▶ _The task_
Return the material below in full and exactly.

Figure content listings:
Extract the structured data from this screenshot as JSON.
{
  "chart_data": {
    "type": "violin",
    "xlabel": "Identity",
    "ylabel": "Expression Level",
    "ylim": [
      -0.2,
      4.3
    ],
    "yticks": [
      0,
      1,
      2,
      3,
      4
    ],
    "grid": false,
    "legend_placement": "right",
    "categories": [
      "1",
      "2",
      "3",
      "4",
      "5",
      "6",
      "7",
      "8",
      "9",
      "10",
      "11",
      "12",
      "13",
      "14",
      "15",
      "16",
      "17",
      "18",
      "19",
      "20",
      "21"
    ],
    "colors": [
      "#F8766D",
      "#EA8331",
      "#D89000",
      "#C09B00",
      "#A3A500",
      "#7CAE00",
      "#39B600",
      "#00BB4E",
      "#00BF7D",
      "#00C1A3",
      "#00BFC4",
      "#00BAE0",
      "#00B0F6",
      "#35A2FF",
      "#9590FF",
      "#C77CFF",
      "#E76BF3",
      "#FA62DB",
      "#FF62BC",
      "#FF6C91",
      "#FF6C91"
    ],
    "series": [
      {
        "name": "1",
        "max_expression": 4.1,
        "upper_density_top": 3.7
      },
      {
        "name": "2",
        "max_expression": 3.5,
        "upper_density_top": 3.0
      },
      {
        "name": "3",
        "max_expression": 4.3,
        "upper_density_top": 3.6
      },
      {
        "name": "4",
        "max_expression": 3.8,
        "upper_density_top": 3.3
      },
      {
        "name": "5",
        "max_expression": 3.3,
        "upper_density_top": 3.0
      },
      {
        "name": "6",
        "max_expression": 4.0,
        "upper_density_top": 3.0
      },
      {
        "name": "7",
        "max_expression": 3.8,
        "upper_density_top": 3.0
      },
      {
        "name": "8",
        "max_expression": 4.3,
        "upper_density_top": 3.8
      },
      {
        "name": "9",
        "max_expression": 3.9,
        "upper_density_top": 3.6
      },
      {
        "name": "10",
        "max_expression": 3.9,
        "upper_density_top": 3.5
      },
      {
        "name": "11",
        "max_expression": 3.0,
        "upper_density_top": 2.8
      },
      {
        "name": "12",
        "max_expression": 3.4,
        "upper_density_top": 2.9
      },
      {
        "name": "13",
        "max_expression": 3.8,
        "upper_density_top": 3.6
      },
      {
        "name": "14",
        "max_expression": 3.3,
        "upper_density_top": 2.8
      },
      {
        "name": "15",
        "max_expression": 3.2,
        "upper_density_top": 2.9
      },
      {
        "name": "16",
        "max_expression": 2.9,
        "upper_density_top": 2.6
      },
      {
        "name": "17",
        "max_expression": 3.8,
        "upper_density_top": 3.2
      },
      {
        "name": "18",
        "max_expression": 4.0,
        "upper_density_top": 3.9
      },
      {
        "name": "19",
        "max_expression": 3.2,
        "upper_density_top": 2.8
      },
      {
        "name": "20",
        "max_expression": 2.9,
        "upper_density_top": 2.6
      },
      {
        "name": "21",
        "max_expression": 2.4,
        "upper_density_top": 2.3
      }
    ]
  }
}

▶ _Written response_
Extract the structured data from this screenshot as JSON.
{
  "chart_data": {
    "type": "violin",
    "xlabel": "Identity",
    "ylabel": "Expression Level",
    "ylim": [
      -0.2,
      4.3
    ],
    "yticks": [
      0,
      1,
      2,
      3,
      4
    ],
    "grid": false,
    "legend_placement": "right",
    "categories": [
      "1",
      "2",
      "3",
      "4",
      "5",
      "6",
      "7",
      "8",
      "9",
      "10",
      "11",
      "12",
      "13",
      "14",
      "15",
      "16",
      "17",
      "18",
      "19",
      "20",
      "21"
    ],
    "colors": [
      "#F8766D",
      "#EA8331",
      "#D89000",
      "#C09B00",
      "#A3A500",
      "#7CAE00",
      "#39B600",
      "#00BB4E",
      "#00BF7D",
      "#00C1A3",
      "#00BFC4",
      "#00BAE0",
      "#00B0F6",
      "#35A2FF",
      "#9590FF",
      "#C77CFF",
      "#E76BF3",
      "#FA62DB",
      "#FF62BC",
      "#FF6C91",
      "#FF6C91"
    ],
    "series": [
      {
        "name": "1",
        "max_expression": 4.1,
        "upper_density_top": 3.7
      },
      {
        "name": "2",
        "max_expression": 3.5,
        "upper_density_top": 3.0
      },
      {
        "name": "3",
        "max_expression": 4.3,
        "upper_density_top": 3.6
      },
      {
        "name": "4",
        "max_expression": 3.8,
        "upper_density_top": 3.3
      },
      {
        "name": "5",
        "max_expression": 3.3,
        "upper_density_top": 3.0
      },
      {
        "name": "6",
        "max_expression": 4.0,
        "upper_density_top": 3.0
      },
      {
        "name": "7",
        "max_expression": 3.8,
        "upper_density_top": 3.0
      },
      {
        "name": "8",
        "max_expression": 4.3,
        "upper_density_top": 3.8
      },
      {
        "name": "9",
        "max_expression": 3.9,
        "upper_density_top": 3.6
      },
      {
        "name": "10",
        "max_expression": 3.9,
        "upper_density_top": 3.5
      },
      {
        "name": "11",
        "max_expression": 3.0,
        "upper_density_top": 2.8
      },
      {
        "name": "12",
        "max_expression": 3.4,
        "upper_density_top": 2.9
      },
      {
        "name": "13",
        "max_expression": 3.8,
        "upper_density_top": 3.6
      },
      {
        "name": "14",
        "max_expression": 3.3,
        "upper_density_top": 2.8
      },
      {
        "name": "15",
        "max_expression": 3.2,
        "upper_density_top": 2.9
      },
      {
        "name": "16",
        "max_expression": 2.9,
        "upper_density_top": 2.6
      },
      {
        "name": "17",
        "max_expression": 3.8,
        "upper_density_top": 3.2
      },
      {
        "name": "18",
        "max_expression": 4.0,
        "upper_density_top": 3.9
      },
      {
        "name": "19",
        "max_expression": 3.2,
        "upper_density_top": 2.8
      },
      {
        "name": "20",
        "max_expression": 2.9,
        "upper_density_top": 2.6
      },
      {
        "name": "21",
        "max_expression": 2.4,
        "upper_density_top": 2.3
      }
    ]
  }
}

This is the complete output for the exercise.